> **Short task**:
Transcribe each line of the material as it is, and drop any picture.

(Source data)

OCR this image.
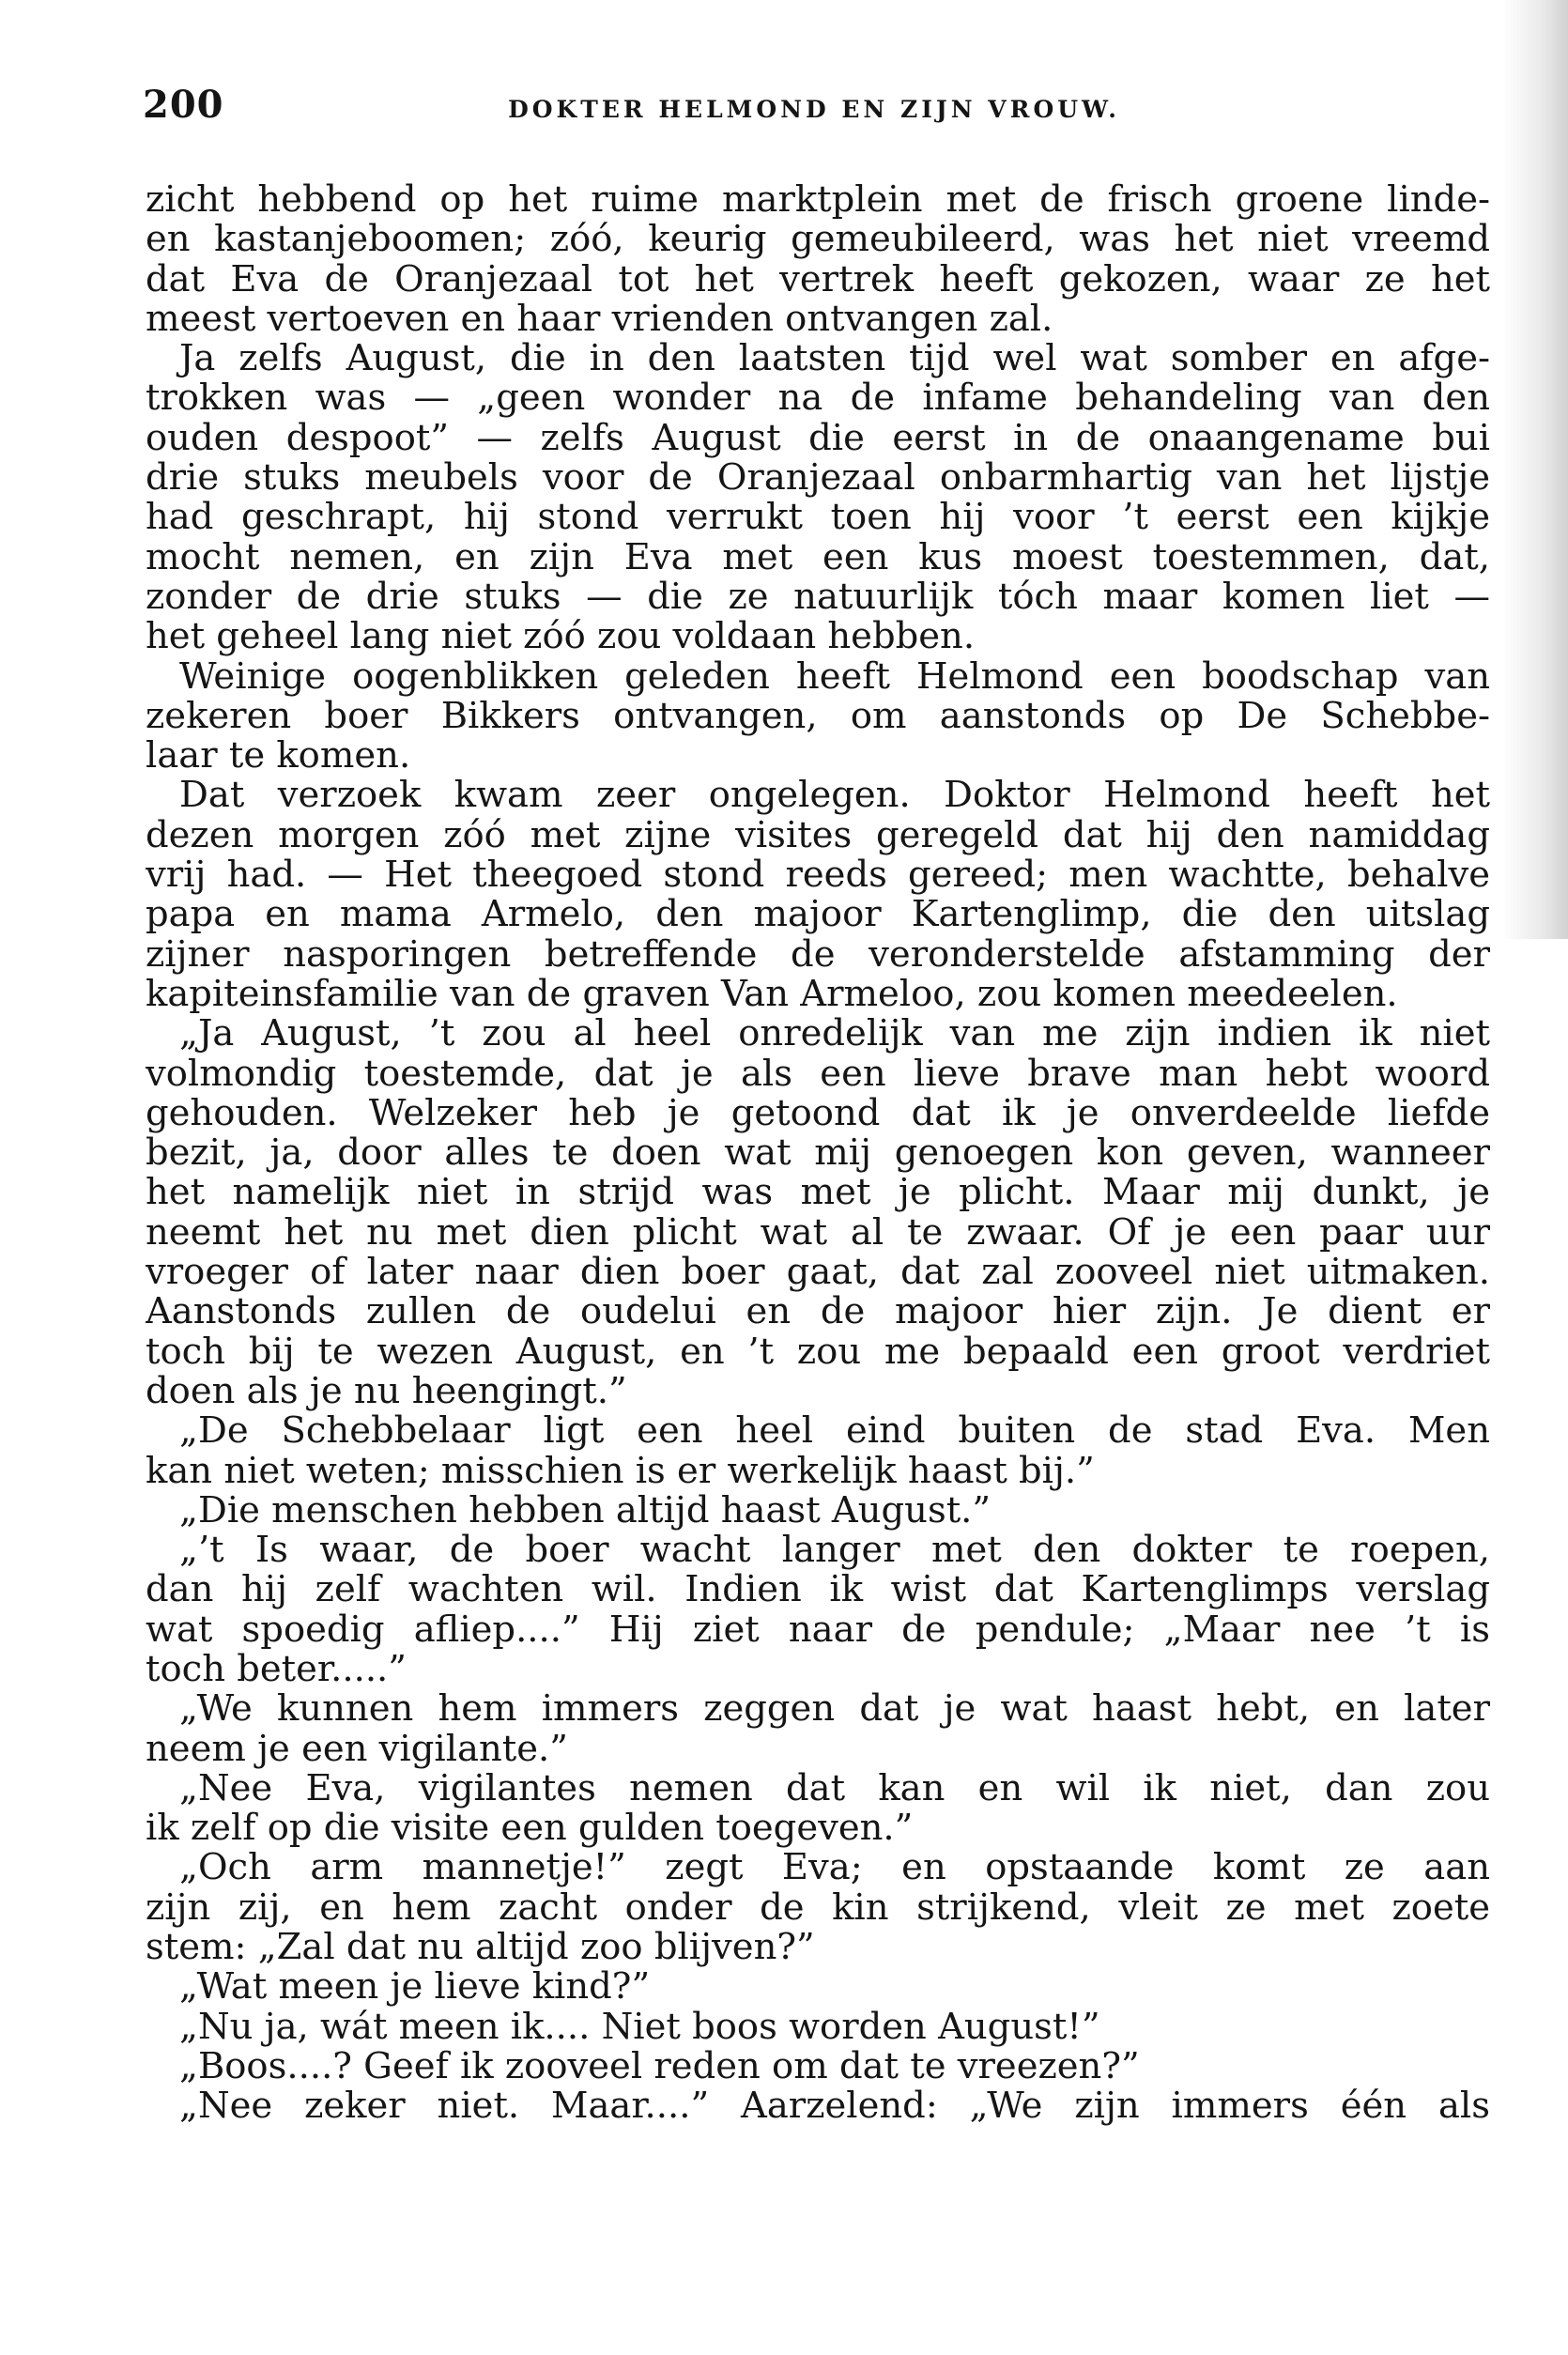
200	DOKTER HELMOND EN ZIJN VROUW.
zicht hebbend op het ruime marktplein met de frisch groene linde-
en kastanjeboomen; zóó, keurig gemeubileerd, was het niet vreemd
dat Eva de Oranjezaal tot het vertrek heeft gekozen, waar ze het
meest vertoeven en haar vrienden ontvangen zal.
Ja zelfs August, die in den laatsten tijd wel wat somber en afge-
trokken was — „geen wonder na de infame behandeling van den
ouden despoot” — zelfs August die eerst in de onaangename bui
drie stuks meubels voor de Oranjezaal onbarmhartig van het lijstje
had geschrapt, hij stond verrukt toen hij voor ’t eerst een kijkje
mocht nemen, en zijn Eva met een kus moest toestemmen, dat,
zonder de drie stuks — die ze natuurlijk tóch maar komen liet —
het geheel lang niet zóó zou voldaan hebben.
Weinige oogenblikken geleden heeft Helmond een boodschap van
zekeren boer Bikkers ontvangen, om aanstonds op De Schebbe-
laar te komen.
Dat verzoek kwam zeer ongelegen. Doktor Helmond heeft het
dezen morgen zóó met zijne visites geregeld dat hij den namiddag
vrij had. — Het theegoed stond reeds gereed; men wachtte, behalve
papa en mama Armelo, den majoor Kartenglimp, die den uitslag
zijner nasporingen betreffende de veronderstelde afstamming der
kapiteinsfamilie van de graven Van Armeloo, zou komen meedeelen.
„Ja August, ’t zou al heel onredelijk van me zijn indien ik niet
volmondig toestemde, dat je als een lieve brave man hebt woord
gehouden. Welzeker heb je getoond dat ik je onverdeelde liefde
bezit, ja, door alles te doen wat mij genoegen kon geven, wanneer
het namelijk niet in strijd was met je plicht. Maar mij dunkt, je
neemt het nu met dien plicht wat al te zwaar. Of je een paar uur
vroeger of later naar dien boer gaat, dat zal zooveel niet uitmaken.
Aanstonds zullen de oudelui en de majoor hier zijn. Je dient er
toch bij te wezen August, en ’t zou me bepaald een groot verdriet
doen als je nu heengingt.”
„De Schebbelaar ligt een heel eind buiten de stad Eva. Men
kan niet weten; misschien is er werkelijk haast bij.”
„Die menschen hebben altijd haast August.”
„’t Is waar, de boer wacht langer met den dokter te roepen,
dan hij zelf wachten wil. Indien ik wist dat Kartenglimps verslag
wat spoedig afliep....” Hij ziet naar de pendule; „Maar nee ’t is
toch beter.....”
„We kunnen hem immers zeggen dat je wat haast hebt, en later
neem je een vigilante.”
„Nee Eva, vigilantes nemen dat kan en wil ik niet, dan zou
ik zelf op die visite een gulden toegeven.”
„Och arm mannetje!” zegt Eva; en opstaande komt ze aan
zijn zij, en hem zacht onder de kin strijkend, vleit ze met zoete
stem: „Zal dat nu altijd zoo blijven?”
„Wat meen je lieve kind?”
„Nu ja, wát meen ik.... Niet boos worden August!”
„Boos....? Geef ik zooveel reden om dat te vreezen?”
„Nee zeker niet. Maar....” Aarzelend: „We zijn immers één als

> **Solution**:
OCR this image.
200	DOKTER HELMOND EN ZIJN VROUW.
zicht hebbend op het ruime marktplein met de frisch groene linde-
en kastanjeboomen; zóó, keurig gemeubileerd, was het niet vreemd
dat Eva de Oranjezaal tot het vertrek heeft gekozen, waar ze het
meest vertoeven en haar vrienden ontvangen zal.
Ja zelfs August, die in den laatsten tijd wel wat somber en afge-
trokken was — „geen wonder na de infame behandeling van den
ouden despoot” — zelfs August die eerst in de onaangename bui
drie stuks meubels voor de Oranjezaal onbarmhartig van het lijstje
had geschrapt, hij stond verrukt toen hij voor ’t eerst een kijkje
mocht nemen, en zijn Eva met een kus moest toestemmen, dat,
zonder de drie stuks — die ze natuurlijk tóch maar komen liet —
het geheel lang niet zóó zou voldaan hebben.
Weinige oogenblikken geleden heeft Helmond een boodschap van
zekeren boer Bikkers ontvangen, om aanstonds op De Schebbe-
laar te komen.
Dat verzoek kwam zeer ongelegen. Doktor Helmond heeft het
dezen morgen zóó met zijne visites geregeld dat hij den namiddag
vrij had. — Het theegoed stond reeds gereed; men wachtte, behalve
papa en mama Armelo, den majoor Kartenglimp, die den uitslag
zijner nasporingen betreffende de veronderstelde afstamming der
kapiteinsfamilie van de graven Van Armeloo, zou komen meedeelen.
„Ja August, ’t zou al heel onredelijk van me zijn indien ik niet
volmondig toestemde, dat je als een lieve brave man hebt woord
gehouden. Welzeker heb je getoond dat ik je onverdeelde liefde
bezit, ja, door alles te doen wat mij genoegen kon geven, wanneer
het namelijk niet in strijd was met je plicht. Maar mij dunkt, je
neemt het nu met dien plicht wat al te zwaar. Of je een paar uur
vroeger of later naar dien boer gaat, dat zal zooveel niet uitmaken.
Aanstonds zullen de oudelui en de majoor hier zijn. Je dient er
toch bij te wezen August, en ’t zou me bepaald een groot verdriet
doen als je nu heengingt.”
„De Schebbelaar ligt een heel eind buiten de stad Eva. Men
kan niet weten; misschien is er werkelijk haast bij.”
„Die menschen hebben altijd haast August.”
„’t Is waar, de boer wacht langer met den dokter te roepen,
dan hij zelf wachten wil. Indien ik wist dat Kartenglimps verslag
wat spoedig afliep....” Hij ziet naar de pendule; „Maar nee ’t is
toch beter.....”
„We kunnen hem immers zeggen dat je wat haast hebt, en later
neem je een vigilante.”
„Nee Eva, vigilantes nemen dat kan en wil ik niet, dan zou
ik zelf op die visite een gulden toegeven.”
„Och arm mannetje!” zegt Eva; en opstaande komt ze aan
zijn zij, en hem zacht onder de kin strijkend, vleit ze met zoete
stem: „Zal dat nu altijd zoo blijven?”
„Wat meen je lieve kind?”
„Nu ja, wát meen ik.... Niet boos worden August!”
„Boos....? Geef ik zooveel reden om dat te vreezen?”
„Nee zeker niet. Maar....” Aarzelend: „We zijn immers één als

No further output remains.